## What you should do
Exactly as they appear, output all of the records. Skip any images.

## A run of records
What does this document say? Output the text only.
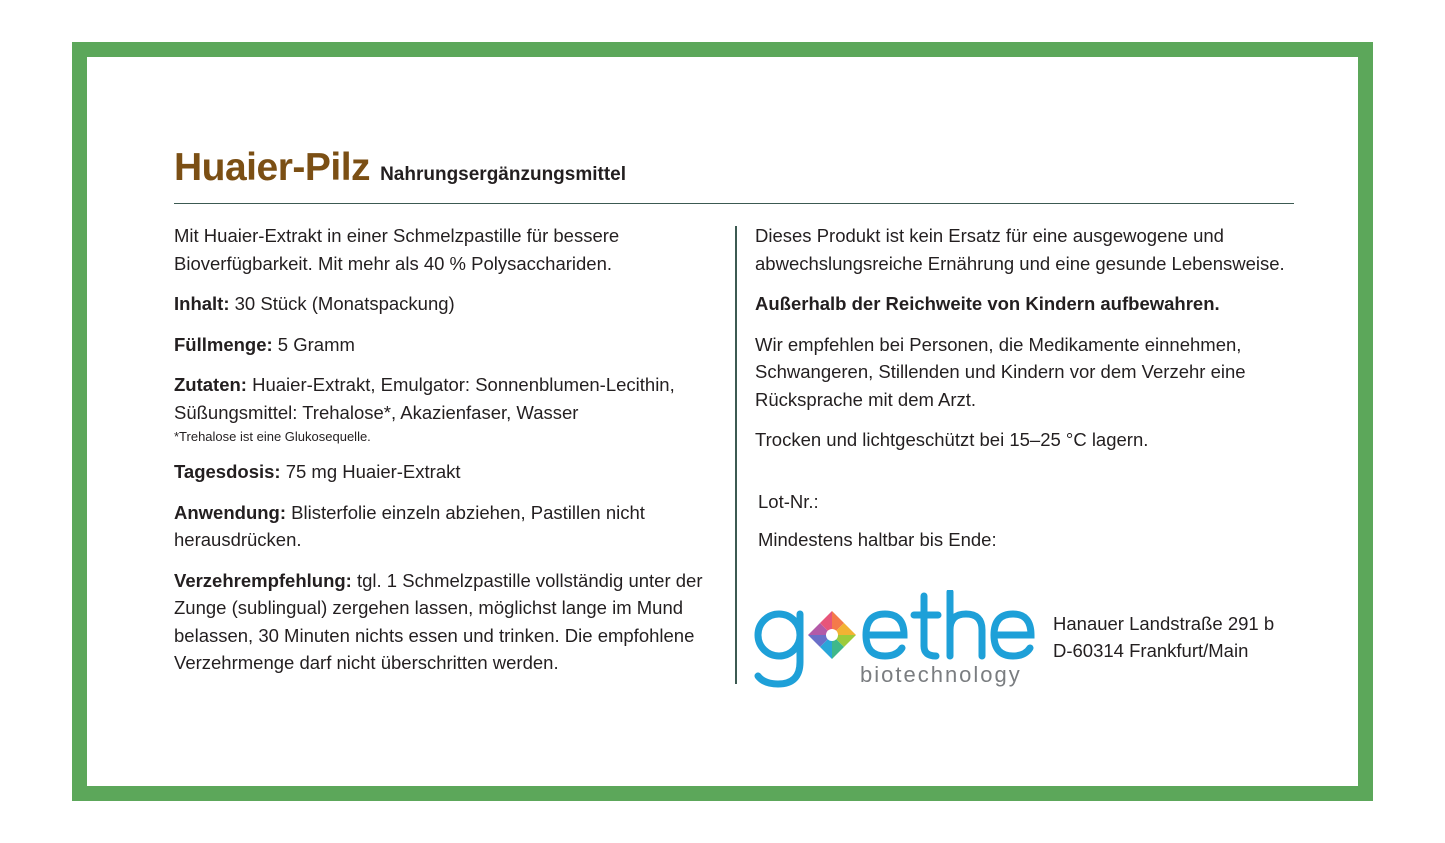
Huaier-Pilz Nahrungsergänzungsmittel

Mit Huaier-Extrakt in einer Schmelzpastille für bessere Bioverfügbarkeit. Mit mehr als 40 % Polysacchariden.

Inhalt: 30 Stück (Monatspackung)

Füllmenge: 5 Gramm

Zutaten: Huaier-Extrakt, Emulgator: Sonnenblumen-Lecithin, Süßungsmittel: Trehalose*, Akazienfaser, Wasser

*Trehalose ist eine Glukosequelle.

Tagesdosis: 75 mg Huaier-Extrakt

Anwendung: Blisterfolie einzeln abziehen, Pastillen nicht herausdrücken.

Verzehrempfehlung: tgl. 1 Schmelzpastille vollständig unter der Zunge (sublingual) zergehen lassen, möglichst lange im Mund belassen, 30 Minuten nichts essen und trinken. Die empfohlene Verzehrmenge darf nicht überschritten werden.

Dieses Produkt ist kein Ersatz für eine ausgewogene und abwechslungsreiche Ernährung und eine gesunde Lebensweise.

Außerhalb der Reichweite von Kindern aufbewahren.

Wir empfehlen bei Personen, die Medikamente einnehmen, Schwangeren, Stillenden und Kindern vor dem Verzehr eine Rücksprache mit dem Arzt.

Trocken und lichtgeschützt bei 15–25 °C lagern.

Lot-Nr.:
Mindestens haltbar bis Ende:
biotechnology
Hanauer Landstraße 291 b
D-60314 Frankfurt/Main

## Task output
What does this document say? Output the text only.
Huaier-Pilz Nahrungsergänzungsmittel

Mit Huaier-Extrakt in einer Schmelzpastille für bessere Bioverfügbarkeit. Mit mehr als 40 % Polysacchariden.

Inhalt: 30 Stück (Monatspackung)

Füllmenge: 5 Gramm

Zutaten: Huaier-Extrakt, Emulgator: Sonnenblumen-Lecithin, Süßungsmittel: Trehalose*, Akazienfaser, Wasser

*Trehalose ist eine Glukosequelle.

Tagesdosis: 75 mg Huaier-Extrakt

Anwendung: Blisterfolie einzeln abziehen, Pastillen nicht herausdrücken.

Verzehrempfehlung: tgl. 1 Schmelzpastille vollständig unter der Zunge (sublingual) zergehen lassen, möglichst lange im Mund belassen, 30 Minuten nichts essen und trinken. Die empfohlene Verzehrmenge darf nicht überschritten werden.

Dieses Produkt ist kein Ersatz für eine ausgewogene und abwechslungsreiche Ernährung und eine gesunde Lebensweise.

Außerhalb der Reichweite von Kindern aufbewahren.

Wir empfehlen bei Personen, die Medikamente einnehmen, Schwangeren, Stillenden und Kindern vor dem Verzehr eine Rücksprache mit dem Arzt.

Trocken und lichtgeschützt bei 15–25 °C lagern.

Lot-Nr.:
Mindestens haltbar bis Ende:
biotechnology
Hanauer Landstraße 291 b
D-60314 Frankfurt/Main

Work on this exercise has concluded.